What you need to do:
Copy every line, leaving nothing out and adding nothing.

::::

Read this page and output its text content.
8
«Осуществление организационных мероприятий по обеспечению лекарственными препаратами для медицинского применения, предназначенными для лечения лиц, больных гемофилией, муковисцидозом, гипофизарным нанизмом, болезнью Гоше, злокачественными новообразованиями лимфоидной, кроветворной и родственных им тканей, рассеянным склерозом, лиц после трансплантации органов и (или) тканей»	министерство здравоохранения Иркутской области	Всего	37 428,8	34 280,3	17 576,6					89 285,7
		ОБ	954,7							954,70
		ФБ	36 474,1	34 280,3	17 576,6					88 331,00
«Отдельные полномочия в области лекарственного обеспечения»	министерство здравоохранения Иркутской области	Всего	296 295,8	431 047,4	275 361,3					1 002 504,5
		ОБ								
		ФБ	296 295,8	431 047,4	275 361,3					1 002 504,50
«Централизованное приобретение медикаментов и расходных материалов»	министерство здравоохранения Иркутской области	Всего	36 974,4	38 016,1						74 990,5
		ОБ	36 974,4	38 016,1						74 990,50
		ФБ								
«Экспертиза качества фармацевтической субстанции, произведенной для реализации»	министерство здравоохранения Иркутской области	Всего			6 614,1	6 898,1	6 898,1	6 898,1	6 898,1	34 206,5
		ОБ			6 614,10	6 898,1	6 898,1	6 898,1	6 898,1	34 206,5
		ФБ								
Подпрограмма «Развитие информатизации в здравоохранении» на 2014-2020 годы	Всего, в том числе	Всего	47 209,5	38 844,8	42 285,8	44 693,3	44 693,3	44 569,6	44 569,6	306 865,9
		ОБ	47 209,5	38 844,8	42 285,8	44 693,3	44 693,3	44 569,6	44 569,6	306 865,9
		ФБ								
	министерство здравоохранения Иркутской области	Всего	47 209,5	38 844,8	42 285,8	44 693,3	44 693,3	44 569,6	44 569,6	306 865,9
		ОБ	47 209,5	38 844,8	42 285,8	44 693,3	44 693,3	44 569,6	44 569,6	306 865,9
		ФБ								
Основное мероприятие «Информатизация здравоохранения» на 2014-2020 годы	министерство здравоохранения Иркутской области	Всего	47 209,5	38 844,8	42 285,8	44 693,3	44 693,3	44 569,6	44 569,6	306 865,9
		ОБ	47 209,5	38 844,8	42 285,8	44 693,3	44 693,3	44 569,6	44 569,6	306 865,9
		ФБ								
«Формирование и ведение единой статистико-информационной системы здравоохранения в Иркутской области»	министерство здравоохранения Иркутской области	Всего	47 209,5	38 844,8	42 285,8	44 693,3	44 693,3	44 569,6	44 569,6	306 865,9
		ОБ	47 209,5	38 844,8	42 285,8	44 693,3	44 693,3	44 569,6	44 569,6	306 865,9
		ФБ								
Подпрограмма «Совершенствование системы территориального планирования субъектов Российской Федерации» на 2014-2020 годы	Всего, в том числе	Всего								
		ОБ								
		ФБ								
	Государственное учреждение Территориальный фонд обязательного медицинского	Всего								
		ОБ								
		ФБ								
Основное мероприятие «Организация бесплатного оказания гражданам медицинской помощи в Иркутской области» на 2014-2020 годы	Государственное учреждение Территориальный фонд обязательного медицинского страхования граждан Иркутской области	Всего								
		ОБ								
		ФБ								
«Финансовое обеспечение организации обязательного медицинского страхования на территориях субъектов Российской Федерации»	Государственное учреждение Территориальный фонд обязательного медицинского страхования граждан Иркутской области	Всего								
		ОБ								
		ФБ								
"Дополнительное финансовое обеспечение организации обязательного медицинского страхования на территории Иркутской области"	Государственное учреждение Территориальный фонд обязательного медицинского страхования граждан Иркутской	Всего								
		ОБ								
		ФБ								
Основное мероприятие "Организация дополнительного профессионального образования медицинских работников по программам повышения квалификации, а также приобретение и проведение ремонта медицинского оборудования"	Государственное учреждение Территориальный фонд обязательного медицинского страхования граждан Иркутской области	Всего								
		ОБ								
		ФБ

::::

Full solution:
Read this page and output its text content.
8
«Осуществление организационных мероприятий по обеспечению лекарственными препаратами для медицинского применения, предназначенными для лечения лиц, больных гемофилией, муковисцидозом, гипофизарным нанизмом, болезнью Гоше, злокачественными новообразованиями лимфоидной, кроветворной и родственных им тканей, рассеянным склерозом, лиц после трансплантации органов и (или) тканей»	министерство здравоохранения Иркутской области	Всего	37 428,8	34 280,3	17 576,6					89 285,7
		ОБ	954,7							954,70
		ФБ	36 474,1	34 280,3	17 576,6					88 331,00
«Отдельные полномочия в области лекарственного обеспечения»	министерство здравоохранения Иркутской области	Всего	296 295,8	431 047,4	275 361,3					1 002 504,5
		ОБ								
		ФБ	296 295,8	431 047,4	275 361,3					1 002 504,50
«Централизованное приобретение медикаментов и расходных материалов»	министерство здравоохранения Иркутской области	Всего	36 974,4	38 016,1						74 990,5
		ОБ	36 974,4	38 016,1						74 990,50
		ФБ								
«Экспертиза качества фармацевтической субстанции, произведенной для реализации»	министерство здравоохранения Иркутской области	Всего			6 614,1	6 898,1	6 898,1	6 898,1	6 898,1	34 206,5
		ОБ			6 614,10	6 898,1	6 898,1	6 898,1	6 898,1	34 206,5
		ФБ								
Подпрограмма «Развитие информатизации в здравоохранении» на 2014-2020 годы	Всего, в том числе	Всего	47 209,5	38 844,8	42 285,8	44 693,3	44 693,3	44 569,6	44 569,6	306 865,9
		ОБ	47 209,5	38 844,8	42 285,8	44 693,3	44 693,3	44 569,6	44 569,6	306 865,9
		ФБ								
	министерство здравоохранения Иркутской области	Всего	47 209,5	38 844,8	42 285,8	44 693,3	44 693,3	44 569,6	44 569,6	306 865,9
		ОБ	47 209,5	38 844,8	42 285,8	44 693,3	44 693,3	44 569,6	44 569,6	306 865,9
		ФБ								
Основное мероприятие «Информатизация здравоохранения» на 2014-2020 годы	министерство здравоохранения Иркутской области	Всего	47 209,5	38 844,8	42 285,8	44 693,3	44 693,3	44 569,6	44 569,6	306 865,9
		ОБ	47 209,5	38 844,8	42 285,8	44 693,3	44 693,3	44 569,6	44 569,6	306 865,9
		ФБ								
«Формирование и ведение единой статистико-информационной системы здравоохранения в Иркутской области»	министерство здравоохранения Иркутской области	Всего	47 209,5	38 844,8	42 285,8	44 693,3	44 693,3	44 569,6	44 569,6	306 865,9
		ОБ	47 209,5	38 844,8	42 285,8	44 693,3	44 693,3	44 569,6	44 569,6	306 865,9
		ФБ								
Подпрограмма «Совершенствование системы территориального планирования субъектов Российской Федерации» на 2014-2020 годы	Всего, в том числе	Всего								
		ОБ								
		ФБ								
	Государственное учреждение Территориальный фонд обязательного медицинского	Всего								
		ОБ								
		ФБ								
Основное мероприятие «Организация бесплатного оказания гражданам медицинской помощи в Иркутской области» на 2014-2020 годы	Государственное учреждение Территориальный фонд обязательного медицинского страхования граждан Иркутской области	Всего								
		ОБ								
		ФБ								
«Финансовое обеспечение организации обязательного медицинского страхования на территориях субъектов Российской Федерации»	Государственное учреждение Территориальный фонд обязательного медицинского страхования граждан Иркутской области	Всего								
		ОБ								
		ФБ								
"Дополнительное финансовое обеспечение организации обязательного медицинского страхования на территории Иркутской области"	Государственное учреждение Территориальный фонд обязательного медицинского страхования граждан Иркутской	Всего								
		ОБ								
		ФБ								
Основное мероприятие "Организация дополнительного профессионального образования медицинских работников по программам повышения квалификации, а также приобретение и проведение ремонта медицинского оборудования"	Государственное учреждение Территориальный фонд обязательного медицинского страхования граждан Иркутской области	Всего								
		ОБ								
		ФБ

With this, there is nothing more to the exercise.